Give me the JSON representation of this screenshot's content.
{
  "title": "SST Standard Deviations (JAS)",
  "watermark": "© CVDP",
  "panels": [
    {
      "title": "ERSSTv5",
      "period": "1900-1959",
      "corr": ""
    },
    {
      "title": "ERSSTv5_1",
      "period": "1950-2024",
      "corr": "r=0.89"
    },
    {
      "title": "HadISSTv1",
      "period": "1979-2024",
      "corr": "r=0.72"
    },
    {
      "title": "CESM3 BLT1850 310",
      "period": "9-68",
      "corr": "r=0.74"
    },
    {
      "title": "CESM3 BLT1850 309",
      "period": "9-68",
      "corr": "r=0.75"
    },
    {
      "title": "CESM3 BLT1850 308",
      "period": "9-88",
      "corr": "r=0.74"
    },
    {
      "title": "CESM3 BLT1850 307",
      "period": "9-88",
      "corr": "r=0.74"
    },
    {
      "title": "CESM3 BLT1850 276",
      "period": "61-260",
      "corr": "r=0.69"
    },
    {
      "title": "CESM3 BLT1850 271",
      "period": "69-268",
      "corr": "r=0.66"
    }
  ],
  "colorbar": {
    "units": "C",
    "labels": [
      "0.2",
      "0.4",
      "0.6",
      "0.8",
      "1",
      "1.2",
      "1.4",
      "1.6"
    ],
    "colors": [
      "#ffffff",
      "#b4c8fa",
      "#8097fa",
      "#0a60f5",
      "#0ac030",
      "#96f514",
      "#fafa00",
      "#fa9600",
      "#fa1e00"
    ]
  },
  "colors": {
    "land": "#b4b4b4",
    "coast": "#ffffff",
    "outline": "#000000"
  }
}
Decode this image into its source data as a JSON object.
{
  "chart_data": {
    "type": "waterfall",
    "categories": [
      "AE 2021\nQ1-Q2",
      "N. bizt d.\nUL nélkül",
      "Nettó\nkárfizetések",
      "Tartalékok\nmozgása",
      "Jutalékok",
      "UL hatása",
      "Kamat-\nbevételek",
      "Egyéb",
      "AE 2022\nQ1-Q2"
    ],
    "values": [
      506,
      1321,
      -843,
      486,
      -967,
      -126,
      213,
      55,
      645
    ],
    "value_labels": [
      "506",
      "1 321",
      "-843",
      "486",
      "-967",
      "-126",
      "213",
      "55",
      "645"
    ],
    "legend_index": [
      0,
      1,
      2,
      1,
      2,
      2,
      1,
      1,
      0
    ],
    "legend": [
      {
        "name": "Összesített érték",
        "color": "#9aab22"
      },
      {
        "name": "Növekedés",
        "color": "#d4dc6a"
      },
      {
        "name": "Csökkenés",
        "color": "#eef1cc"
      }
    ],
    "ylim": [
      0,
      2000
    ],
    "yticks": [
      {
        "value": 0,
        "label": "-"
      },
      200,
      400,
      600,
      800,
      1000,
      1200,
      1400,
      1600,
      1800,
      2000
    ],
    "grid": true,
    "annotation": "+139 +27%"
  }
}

--- Set problem ---
Copy every line verbatim.

--- Problem solution ---
Give me the JSON representation of this screenshot's content.
{
  "title": "SST Standard Deviations (JAS)",
  "watermark": "© CVDP",
  "panels": [
    {
      "title": "ERSSTv5",
      "period": "1900-1959",
      "corr": ""
    },
    {
      "title": "ERSSTv5_1",
      "period": "1950-2024",
      "corr": "r=0.89"
    },
    {
      "title": "HadISSTv1",
      "period": "1979-2024",
      "corr": "r=0.72"
    },
    {
      "title": "CESM3 BLT1850 310",
      "period": "9-68",
      "corr": "r=0.74"
    },
    {
      "title": "CESM3 BLT1850 309",
      "period": "9-68",
      "corr": "r=0.75"
    },
    {
      "title": "CESM3 BLT1850 308",
      "period": "9-88",
      "corr": "r=0.74"
    },
    {
      "title": "CESM3 BLT1850 307",
      "period": "9-88",
      "corr": "r=0.74"
    },
    {
      "title": "CESM3 BLT1850 276",
      "period": "61-260",
      "corr": "r=0.69"
    },
    {
      "title": "CESM3 BLT1850 271",
      "period": "69-268",
      "corr": "r=0.66"
    }
  ],
  "colorbar": {
    "units": "C",
    "labels": [
      "0.2",
      "0.4",
      "0.6",
      "0.8",
      "1",
      "1.2",
      "1.4",
      "1.6"
    ],
    "colors": [
      "#ffffff",
      "#b4c8fa",
      "#8097fa",
      "#0a60f5",
      "#0ac030",
      "#96f514",
      "#fafa00",
      "#fa9600",
      "#fa1e00"
    ]
  },
  "colors": {
    "land": "#b4b4b4",
    "coast": "#ffffff",
    "outline": "#000000"
  }
}
Decode this image into its source data as a JSON object.
{
  "chart_data": {
    "type": "waterfall",
    "categories": [
      "AE 2021\nQ1-Q2",
      "N. bizt d.\nUL nélkül",
      "Nettó\nkárfizetések",
      "Tartalékok\nmozgása",
      "Jutalékok",
      "UL hatása",
      "Kamat-\nbevételek",
      "Egyéb",
      "AE 2022\nQ1-Q2"
    ],
    "values": [
      506,
      1321,
      -843,
      486,
      -967,
      -126,
      213,
      55,
      645
    ],
    "value_labels": [
      "506",
      "1 321",
      "-843",
      "486",
      "-967",
      "-126",
      "213",
      "55",
      "645"
    ],
    "legend_index": [
      0,
      1,
      2,
      1,
      2,
      2,
      1,
      1,
      0
    ],
    "legend": [
      {
        "name": "Összesített érték",
        "color": "#9aab22"
      },
      {
        "name": "Növekedés",
        "color": "#d4dc6a"
      },
      {
        "name": "Csökkenés",
        "color": "#eef1cc"
      }
    ],
    "ylim": [
      0,
      2000
    ],
    "yticks": [
      {
        "value": 0,
        "label": "-"
      },
      200,
      400,
      600,
      800,
      1000,
      1200,
      1400,
      1600,
      1800,
      2000
    ],
    "grid": true,
    "annotation": "+139 +27%"
  }
}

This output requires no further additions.